● **Problem**: Spot each line that carries the word "housing"; copy those lines.

─── Material provided ───

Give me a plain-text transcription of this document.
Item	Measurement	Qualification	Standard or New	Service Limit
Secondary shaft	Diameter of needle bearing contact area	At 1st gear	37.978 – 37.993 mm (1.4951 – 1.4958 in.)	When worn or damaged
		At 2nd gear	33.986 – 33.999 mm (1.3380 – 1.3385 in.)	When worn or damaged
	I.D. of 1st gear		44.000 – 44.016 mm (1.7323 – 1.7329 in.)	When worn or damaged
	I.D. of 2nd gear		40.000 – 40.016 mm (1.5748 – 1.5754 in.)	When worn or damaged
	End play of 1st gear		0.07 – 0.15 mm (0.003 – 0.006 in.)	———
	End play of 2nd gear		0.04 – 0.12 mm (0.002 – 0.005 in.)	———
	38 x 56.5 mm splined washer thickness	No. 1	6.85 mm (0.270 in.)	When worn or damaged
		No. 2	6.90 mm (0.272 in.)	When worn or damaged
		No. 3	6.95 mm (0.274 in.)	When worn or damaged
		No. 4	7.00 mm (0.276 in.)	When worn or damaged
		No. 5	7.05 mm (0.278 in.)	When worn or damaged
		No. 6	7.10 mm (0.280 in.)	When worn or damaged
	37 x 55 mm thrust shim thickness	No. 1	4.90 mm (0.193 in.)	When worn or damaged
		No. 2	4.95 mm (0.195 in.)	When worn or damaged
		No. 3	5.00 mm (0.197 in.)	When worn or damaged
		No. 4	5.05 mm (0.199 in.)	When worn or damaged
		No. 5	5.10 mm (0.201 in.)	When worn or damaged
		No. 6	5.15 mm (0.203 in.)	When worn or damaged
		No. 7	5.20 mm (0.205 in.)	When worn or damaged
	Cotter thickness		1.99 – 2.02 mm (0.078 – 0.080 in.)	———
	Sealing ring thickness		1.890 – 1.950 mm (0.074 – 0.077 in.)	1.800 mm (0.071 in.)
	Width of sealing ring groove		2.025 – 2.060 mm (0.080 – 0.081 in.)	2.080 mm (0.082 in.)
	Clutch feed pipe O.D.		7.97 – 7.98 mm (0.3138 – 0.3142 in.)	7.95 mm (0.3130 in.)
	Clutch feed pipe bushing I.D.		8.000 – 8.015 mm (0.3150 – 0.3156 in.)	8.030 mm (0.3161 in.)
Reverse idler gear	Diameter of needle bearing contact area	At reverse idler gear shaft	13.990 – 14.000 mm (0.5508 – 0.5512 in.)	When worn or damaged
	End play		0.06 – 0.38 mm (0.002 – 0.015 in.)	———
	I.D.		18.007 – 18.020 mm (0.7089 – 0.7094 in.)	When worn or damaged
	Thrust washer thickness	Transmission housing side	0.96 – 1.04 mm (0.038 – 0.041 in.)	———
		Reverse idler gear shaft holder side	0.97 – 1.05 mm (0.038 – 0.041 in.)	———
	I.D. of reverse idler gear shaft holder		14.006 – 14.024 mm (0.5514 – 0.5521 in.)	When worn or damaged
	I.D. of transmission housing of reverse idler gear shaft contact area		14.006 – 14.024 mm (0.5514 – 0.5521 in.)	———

───

● **Expected answer**:
	Thrust washer thickness	Transmission housing side	0.96 – 1.04 mm (0.038 – 0.041 in.)	———
	I.D. of transmission housing of reverse idler gear shaft contact area		14.006 – 14.024 mm (0.5514 – 0.5521 in.)	———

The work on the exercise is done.